Here is an example of an article written with little or no knowledge of the history and politics of drug and alcohol treatment.



The death rates for alcohol and drugs have climbed at an alarming rate and we have no strategy in place to address the problem. It is a tragedy that we have zero consumer advocacy, unlike what we have in for AIDS/HIV, NAMI, Epilepsy Foundation, etc.


The writer focused on the lobbying effort by Alkermes, the maker of Vivitrol, the monthly injection of naltrexone, and called it controversial! How many people have heard of naltrexone, the first and only non-addicting drug developed by the federal government over 50 years ago to protect detoxed heroin patients from relapsing when they returned home from incarceration or residential treatment? Why this visceral opposition to a relapse prevention medication that can make a significant difference in reducing opioid use and alcoholism? It is a well-known fact that opioid substitution treatment (OST) is less effective when the access or supply of legal and illegal opioids is not curbed or curtailed. Indeed, OST can inadvertently become fuel for the opioid epidemic bonfire!

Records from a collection

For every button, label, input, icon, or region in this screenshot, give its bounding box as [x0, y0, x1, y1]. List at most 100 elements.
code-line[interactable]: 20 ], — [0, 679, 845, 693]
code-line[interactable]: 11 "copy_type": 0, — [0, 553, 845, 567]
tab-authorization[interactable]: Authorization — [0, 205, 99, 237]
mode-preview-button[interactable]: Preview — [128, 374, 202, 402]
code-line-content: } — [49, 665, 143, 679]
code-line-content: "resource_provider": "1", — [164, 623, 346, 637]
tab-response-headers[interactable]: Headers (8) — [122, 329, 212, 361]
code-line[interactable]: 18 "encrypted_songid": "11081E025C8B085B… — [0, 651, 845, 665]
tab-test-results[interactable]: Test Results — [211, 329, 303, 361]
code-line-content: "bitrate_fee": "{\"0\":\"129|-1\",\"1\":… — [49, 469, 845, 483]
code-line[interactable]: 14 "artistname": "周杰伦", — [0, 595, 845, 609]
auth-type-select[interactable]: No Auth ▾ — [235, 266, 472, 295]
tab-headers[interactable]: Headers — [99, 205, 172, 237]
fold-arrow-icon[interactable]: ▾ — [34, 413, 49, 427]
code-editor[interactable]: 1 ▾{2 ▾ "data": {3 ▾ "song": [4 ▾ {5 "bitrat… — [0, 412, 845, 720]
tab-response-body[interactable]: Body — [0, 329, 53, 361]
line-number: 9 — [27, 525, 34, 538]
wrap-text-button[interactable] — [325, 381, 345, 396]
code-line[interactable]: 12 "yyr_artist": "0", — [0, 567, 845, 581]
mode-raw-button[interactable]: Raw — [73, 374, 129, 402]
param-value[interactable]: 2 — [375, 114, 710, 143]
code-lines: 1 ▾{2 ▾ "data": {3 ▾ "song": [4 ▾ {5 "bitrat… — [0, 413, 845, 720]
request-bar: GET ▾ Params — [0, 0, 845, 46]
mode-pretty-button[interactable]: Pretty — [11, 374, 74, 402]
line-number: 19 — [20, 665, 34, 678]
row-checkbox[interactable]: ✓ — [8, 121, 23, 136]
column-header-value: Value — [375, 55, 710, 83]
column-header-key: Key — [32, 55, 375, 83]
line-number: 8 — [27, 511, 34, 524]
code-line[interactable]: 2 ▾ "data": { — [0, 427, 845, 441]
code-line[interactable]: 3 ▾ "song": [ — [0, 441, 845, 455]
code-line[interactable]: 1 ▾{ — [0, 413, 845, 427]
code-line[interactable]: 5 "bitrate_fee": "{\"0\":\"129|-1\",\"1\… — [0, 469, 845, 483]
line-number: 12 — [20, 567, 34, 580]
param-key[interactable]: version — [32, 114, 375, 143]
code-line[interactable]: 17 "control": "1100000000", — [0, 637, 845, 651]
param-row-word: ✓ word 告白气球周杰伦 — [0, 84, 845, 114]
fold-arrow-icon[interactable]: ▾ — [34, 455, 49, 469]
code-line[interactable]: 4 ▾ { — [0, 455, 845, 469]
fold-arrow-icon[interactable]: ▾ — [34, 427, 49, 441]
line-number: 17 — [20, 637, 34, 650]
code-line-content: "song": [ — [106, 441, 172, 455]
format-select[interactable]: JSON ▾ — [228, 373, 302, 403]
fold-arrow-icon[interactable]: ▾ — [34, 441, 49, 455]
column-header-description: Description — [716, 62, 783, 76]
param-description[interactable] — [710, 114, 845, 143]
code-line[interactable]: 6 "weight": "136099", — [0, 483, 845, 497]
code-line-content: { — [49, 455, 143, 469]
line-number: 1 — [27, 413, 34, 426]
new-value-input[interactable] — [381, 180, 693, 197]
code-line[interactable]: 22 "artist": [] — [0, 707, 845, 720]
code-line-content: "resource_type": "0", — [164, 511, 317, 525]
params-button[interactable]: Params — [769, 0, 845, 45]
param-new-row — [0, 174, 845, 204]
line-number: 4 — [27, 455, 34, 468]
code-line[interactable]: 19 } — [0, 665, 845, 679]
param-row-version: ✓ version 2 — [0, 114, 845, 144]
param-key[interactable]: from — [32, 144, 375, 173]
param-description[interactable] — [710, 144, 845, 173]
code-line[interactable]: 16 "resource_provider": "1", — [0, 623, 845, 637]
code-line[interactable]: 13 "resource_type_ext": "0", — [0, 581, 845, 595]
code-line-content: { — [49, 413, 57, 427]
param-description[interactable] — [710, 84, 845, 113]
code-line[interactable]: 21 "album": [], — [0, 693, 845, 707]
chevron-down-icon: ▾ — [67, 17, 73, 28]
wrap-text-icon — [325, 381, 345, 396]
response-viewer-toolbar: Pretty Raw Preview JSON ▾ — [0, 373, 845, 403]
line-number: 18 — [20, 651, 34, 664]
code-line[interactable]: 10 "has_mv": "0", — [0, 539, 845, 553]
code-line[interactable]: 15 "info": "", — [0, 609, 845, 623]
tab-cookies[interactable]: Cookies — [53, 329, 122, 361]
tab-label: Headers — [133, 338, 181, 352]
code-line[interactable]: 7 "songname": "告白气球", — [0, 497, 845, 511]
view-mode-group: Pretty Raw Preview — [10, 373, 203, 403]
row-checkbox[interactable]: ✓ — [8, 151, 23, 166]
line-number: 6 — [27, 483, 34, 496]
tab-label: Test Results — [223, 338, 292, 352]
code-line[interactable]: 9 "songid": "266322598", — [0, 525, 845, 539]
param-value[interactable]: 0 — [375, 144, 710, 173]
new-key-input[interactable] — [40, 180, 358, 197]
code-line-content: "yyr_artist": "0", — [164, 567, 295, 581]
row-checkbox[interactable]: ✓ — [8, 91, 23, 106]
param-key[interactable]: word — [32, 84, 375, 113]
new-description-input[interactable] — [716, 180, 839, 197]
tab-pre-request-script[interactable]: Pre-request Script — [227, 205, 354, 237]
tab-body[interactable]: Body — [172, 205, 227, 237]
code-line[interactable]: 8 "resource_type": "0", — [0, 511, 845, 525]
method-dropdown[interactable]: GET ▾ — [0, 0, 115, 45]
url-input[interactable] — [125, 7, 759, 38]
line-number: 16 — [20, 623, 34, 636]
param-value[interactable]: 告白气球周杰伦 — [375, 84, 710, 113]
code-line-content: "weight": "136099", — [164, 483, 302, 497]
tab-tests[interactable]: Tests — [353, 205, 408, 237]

_EXERCISE REQUIREMENTS_:
Continue the commentary on drug and alcohol treatment, starting right after its final sentence.

_OUTPUT OF THE TASK_:
The writer should have focused on why there are only three medications to treat opioid use disorder, and if methadone and buprenorphine are the gold standards, why the restrictions on the use of those two medications, and who benefits from the restrictions? Certainly not patients.


Naltrexone was approved by the FDA in 1984 for the prevention of relapse to opioid use and received approval for the treatment of alcoholism in 1994. Naltrexone was rejected on the grounds of poor compliance as compared to methadone and buprenorphine. To improve compliance, Alkermes introduced Vivitrol for the treatment of alcoholism in 2006 and received the indication to prevent relapse to opioid use in 2010. The writer should have taken the time to look at Vivitrol sales figures from 2006 or 2010 to date. It is both unfair and irresponsible for several reporters to write highly derogatory articles on Vivitrol without taking the time to obtain the relevant background information. Not one of them ever took the time to call me or come by the ARCA clinic in St Louis.


If we are going to make a dent in the opioid and alcoholism epidemic, it is critical we learn to utilize the five FDA-approved medications we have appropriately and not indulge in polemics. Indeed, we desperately need more medications in different classes to treat and prevent the spread of this epidemic, especially in minority communities. The big scandal is less than 20% of patients with substance use disorder receive any one of these medications.


Percy Menzies, M. Pharm.

Assisted Recovery Centers of America (ARCA)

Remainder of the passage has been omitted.